**What the task requires:** Would you copy out the whole listing exactly as given?

'''

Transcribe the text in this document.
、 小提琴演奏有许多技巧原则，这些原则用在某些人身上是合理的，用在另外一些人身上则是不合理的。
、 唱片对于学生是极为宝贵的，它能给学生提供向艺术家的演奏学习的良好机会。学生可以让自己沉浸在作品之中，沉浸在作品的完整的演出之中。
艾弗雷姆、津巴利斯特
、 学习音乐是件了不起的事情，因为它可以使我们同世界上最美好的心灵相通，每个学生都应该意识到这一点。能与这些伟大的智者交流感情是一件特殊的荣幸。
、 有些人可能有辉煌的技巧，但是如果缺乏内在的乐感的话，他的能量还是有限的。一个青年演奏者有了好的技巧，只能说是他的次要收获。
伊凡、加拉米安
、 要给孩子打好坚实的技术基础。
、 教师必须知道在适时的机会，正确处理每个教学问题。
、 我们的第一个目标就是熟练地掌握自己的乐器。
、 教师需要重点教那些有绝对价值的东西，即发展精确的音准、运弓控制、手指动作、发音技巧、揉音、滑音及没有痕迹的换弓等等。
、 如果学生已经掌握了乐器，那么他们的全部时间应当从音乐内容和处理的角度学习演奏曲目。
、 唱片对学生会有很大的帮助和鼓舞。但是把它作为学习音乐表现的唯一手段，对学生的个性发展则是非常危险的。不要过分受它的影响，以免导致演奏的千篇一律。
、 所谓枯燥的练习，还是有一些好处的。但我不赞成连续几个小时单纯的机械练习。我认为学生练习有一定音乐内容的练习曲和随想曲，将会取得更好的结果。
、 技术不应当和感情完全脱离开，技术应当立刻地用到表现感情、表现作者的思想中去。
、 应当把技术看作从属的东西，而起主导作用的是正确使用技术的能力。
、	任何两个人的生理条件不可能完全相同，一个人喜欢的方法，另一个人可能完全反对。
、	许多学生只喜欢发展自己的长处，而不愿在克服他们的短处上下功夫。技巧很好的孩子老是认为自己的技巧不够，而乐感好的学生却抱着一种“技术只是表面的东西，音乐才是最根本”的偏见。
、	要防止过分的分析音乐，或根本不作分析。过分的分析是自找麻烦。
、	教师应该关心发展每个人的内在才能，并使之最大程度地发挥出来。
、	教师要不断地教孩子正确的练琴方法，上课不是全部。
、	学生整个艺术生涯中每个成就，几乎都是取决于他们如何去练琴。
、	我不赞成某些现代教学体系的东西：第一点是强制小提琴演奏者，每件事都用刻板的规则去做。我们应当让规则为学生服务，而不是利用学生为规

'''

**Solution:**
Transcribe the text in this document.
、 小提琴演奏有许多技巧原则，这些原则用在某些人身上是合理的，用在另外一些人身上则是不合理的。
、 唱片对于学生是极为宝贵的，它能给学生提供向艺术家的演奏学习的良好机会。学生可以让自己沉浸在作品之中，沉浸在作品的完整的演出之中。
艾弗雷姆、津巴利斯特
、 学习音乐是件了不起的事情，因为它可以使我们同世界上最美好的心灵相通，每个学生都应该意识到这一点。能与这些伟大的智者交流感情是一件特殊的荣幸。
、 有些人可能有辉煌的技巧，但是如果缺乏内在的乐感的话，他的能量还是有限的。一个青年演奏者有了好的技巧，只能说是他的次要收获。
伊凡、加拉米安
、 要给孩子打好坚实的技术基础。
、 教师必须知道在适时的机会，正确处理每个教学问题。
、 我们的第一个目标就是熟练地掌握自己的乐器。
、 教师需要重点教那些有绝对价值的东西，即发展精确的音准、运弓控制、手指动作、发音技巧、揉音、滑音及没有痕迹的换弓等等。
、 如果学生已经掌握了乐器，那么他们的全部时间应当从音乐内容和处理的角度学习演奏曲目。
、 唱片对学生会有很大的帮助和鼓舞。但是把它作为学习音乐表现的唯一手段，对学生的个性发展则是非常危险的。不要过分受它的影响，以免导致演奏的千篇一律。
、 所谓枯燥的练习，还是有一些好处的。但我不赞成连续几个小时单纯的机械练习。我认为学生练习有一定音乐内容的练习曲和随想曲，将会取得更好的结果。
、 技术不应当和感情完全脱离开，技术应当立刻地用到表现感情、表现作者的思想中去。
、 应当把技术看作从属的东西，而起主导作用的是正确使用技术的能力。
、	任何两个人的生理条件不可能完全相同，一个人喜欢的方法，另一个人可能完全反对。
、	许多学生只喜欢发展自己的长处，而不愿在克服他们的短处上下功夫。技巧很好的孩子老是认为自己的技巧不够，而乐感好的学生却抱着一种“技术只是表面的东西，音乐才是最根本”的偏见。
、	要防止过分的分析音乐，或根本不作分析。过分的分析是自找麻烦。
、	教师应该关心发展每个人的内在才能，并使之最大程度地发挥出来。
、	教师要不断地教孩子正确的练琴方法，上课不是全部。
、	学生整个艺术生涯中每个成就，几乎都是取决于他们如何去练琴。
、	我不赞成某些现代教学体系的东西：第一点是强制小提琴演奏者，每件事都用刻板的规则去做。我们应当让规则为学生服务，而不是利用学生为规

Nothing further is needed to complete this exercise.